» **ASSIGNMENT**: Select and reproduce each line of the listing below that bears the string "före".

» **INPUT**:
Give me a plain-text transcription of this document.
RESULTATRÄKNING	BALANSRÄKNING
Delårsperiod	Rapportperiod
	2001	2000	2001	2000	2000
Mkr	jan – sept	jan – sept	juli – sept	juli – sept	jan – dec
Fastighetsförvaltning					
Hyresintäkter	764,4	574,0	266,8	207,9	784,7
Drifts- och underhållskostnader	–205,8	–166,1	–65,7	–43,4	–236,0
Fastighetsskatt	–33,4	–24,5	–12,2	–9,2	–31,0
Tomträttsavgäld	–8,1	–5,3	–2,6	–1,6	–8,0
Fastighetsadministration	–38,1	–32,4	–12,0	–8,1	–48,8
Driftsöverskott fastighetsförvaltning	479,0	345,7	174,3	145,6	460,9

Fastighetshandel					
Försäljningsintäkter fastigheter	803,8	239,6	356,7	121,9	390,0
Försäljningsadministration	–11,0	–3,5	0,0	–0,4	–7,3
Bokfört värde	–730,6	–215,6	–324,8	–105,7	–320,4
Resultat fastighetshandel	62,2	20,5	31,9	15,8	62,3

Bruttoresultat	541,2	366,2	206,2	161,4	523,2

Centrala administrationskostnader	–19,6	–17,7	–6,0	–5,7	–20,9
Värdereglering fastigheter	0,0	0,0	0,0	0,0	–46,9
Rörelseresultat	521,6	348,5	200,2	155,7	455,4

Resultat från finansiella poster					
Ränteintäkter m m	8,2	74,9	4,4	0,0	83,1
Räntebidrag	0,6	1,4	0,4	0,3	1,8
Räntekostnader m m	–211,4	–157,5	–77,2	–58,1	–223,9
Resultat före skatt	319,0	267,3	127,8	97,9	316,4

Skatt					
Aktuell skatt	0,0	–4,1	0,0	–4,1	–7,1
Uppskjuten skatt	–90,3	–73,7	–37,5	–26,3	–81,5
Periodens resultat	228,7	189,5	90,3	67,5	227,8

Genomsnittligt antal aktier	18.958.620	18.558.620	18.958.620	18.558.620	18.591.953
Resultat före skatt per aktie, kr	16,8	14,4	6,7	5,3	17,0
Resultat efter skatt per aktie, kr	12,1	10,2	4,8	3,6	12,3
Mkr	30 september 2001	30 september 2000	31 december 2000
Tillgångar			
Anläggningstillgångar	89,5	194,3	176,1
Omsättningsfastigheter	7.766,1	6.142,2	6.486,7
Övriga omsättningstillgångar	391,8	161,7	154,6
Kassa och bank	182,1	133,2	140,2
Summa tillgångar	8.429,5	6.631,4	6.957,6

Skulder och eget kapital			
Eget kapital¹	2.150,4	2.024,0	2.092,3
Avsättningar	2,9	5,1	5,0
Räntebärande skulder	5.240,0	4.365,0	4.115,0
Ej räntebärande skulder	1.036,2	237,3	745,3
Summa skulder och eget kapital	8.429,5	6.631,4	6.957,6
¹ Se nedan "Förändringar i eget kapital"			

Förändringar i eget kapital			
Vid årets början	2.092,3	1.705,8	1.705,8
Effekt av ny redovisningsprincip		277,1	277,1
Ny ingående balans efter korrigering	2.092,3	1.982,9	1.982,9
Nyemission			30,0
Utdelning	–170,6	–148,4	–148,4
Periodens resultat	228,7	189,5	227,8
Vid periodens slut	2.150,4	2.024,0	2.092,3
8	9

» **SOLUTION**:
Resultat före skatt	319,0	267,3	127,8	97,9	316,4
Resultat före skatt per aktie, kr	16,8	14,4	6,7	5,3	17,0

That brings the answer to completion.